EXERCISE GOAL ▸ In the copy, include every entry exactly but none of the pictures.

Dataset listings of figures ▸
───

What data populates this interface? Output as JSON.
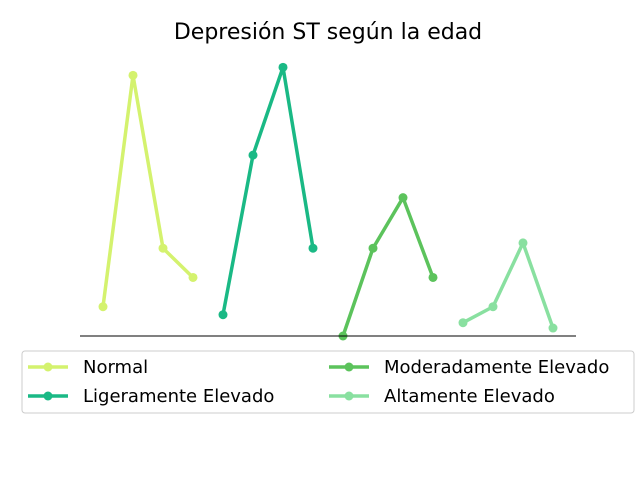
{
  "chart_data": {
    "type": "line",
    "title": "Depresión ST según la edad",
    "xlabel": "",
    "ylabel": "",
    "grid": false,
    "legend_position": "bottom",
    "ylim": [
      0,
      100
    ],
    "series": [
      {
        "name": "Normal",
        "color": "#d4f26e",
        "x": [
          1,
          2,
          3,
          4
        ],
        "values": [
          11,
          98,
          33,
          22
        ]
      },
      {
        "name": "Ligeramente Elevado",
        "color": "#1ab985",
        "x": [
          5,
          6,
          7,
          8
        ],
        "values": [
          8,
          68,
          101,
          33
        ]
      },
      {
        "name": "Moderadamente Elevado",
        "color": "#5cc35c",
        "x": [
          9,
          10,
          11,
          12
        ],
        "values": [
          0,
          33,
          52,
          22
        ]
      },
      {
        "name": "Altamente Elevado",
        "color": "#89e0a0",
        "x": [
          13,
          14,
          15,
          16
        ],
        "values": [
          5,
          11,
          35,
          3
        ]
      }
    ]
  }
}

───

CORRECT RESPONSE ▸
What data populates this interface? Output as JSON.
{
  "chart_data": {
    "type": "line",
    "title": "Depresión ST según la edad",
    "xlabel": "",
    "ylabel": "",
    "grid": false,
    "legend_position": "bottom",
    "ylim": [
      0,
      100
    ],
    "series": [
      {
        "name": "Normal",
        "color": "#d4f26e",
        "x": [
          1,
          2,
          3,
          4
        ],
        "values": [
          11,
          98,
          33,
          22
        ]
      },
      {
        "name": "Ligeramente Elevado",
        "color": "#1ab985",
        "x": [
          5,
          6,
          7,
          8
        ],
        "values": [
          8,
          68,
          101,
          33
        ]
      },
      {
        "name": "Moderadamente Elevado",
        "color": "#5cc35c",
        "x": [
          9,
          10,
          11,
          12
        ],
        "values": [
          0,
          33,
          52,
          22
        ]
      },
      {
        "name": "Altamente Elevado",
        "color": "#89e0a0",
        "x": [
          13,
          14,
          15,
          16
        ],
        "values": [
          5,
          11,
          35,
          3
        ]
      }
    ]
  }
}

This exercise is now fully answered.